Task directions ->
Write the material out again, line by line, exactly as it is.

::::::::::

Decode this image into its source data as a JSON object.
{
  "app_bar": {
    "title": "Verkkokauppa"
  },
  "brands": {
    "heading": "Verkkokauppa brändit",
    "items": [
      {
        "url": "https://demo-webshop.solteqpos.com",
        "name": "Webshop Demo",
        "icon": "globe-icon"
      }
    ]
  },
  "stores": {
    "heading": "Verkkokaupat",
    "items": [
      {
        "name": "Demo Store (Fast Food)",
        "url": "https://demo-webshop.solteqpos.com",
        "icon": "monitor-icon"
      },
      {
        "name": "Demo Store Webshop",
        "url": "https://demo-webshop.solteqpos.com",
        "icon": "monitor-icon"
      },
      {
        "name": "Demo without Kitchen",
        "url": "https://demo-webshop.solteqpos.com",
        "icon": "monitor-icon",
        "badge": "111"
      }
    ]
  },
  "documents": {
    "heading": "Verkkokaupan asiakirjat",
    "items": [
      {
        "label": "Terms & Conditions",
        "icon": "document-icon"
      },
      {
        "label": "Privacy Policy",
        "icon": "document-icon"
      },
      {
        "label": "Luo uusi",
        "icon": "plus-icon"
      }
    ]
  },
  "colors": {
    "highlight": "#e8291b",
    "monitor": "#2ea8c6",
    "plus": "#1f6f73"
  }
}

::::::::::

Solution to the problem ->
Decode this image into its source data as a JSON object.
{
  "app_bar": {
    "title": "Verkkokauppa"
  },
  "brands": {
    "heading": "Verkkokauppa brändit",
    "items": [
      {
        "url": "https://demo-webshop.solteqpos.com",
        "name": "Webshop Demo",
        "icon": "globe-icon"
      }
    ]
  },
  "stores": {
    "heading": "Verkkokaupat",
    "items": [
      {
        "name": "Demo Store (Fast Food)",
        "url": "https://demo-webshop.solteqpos.com",
        "icon": "monitor-icon"
      },
      {
        "name": "Demo Store Webshop",
        "url": "https://demo-webshop.solteqpos.com",
        "icon": "monitor-icon"
      },
      {
        "name": "Demo without Kitchen",
        "url": "https://demo-webshop.solteqpos.com",
        "icon": "monitor-icon",
        "badge": "111"
      }
    ]
  },
  "documents": {
    "heading": "Verkkokaupan asiakirjat",
    "items": [
      {
        "label": "Terms & Conditions",
        "icon": "document-icon"
      },
      {
        "label": "Privacy Policy",
        "icon": "document-icon"
      },
      {
        "label": "Luo uusi",
        "icon": "plus-icon"
      }
    ]
  },
  "colors": {
    "highlight": "#e8291b",
    "monitor": "#2ea8c6",
    "plus": "#1f6f73"
  }
}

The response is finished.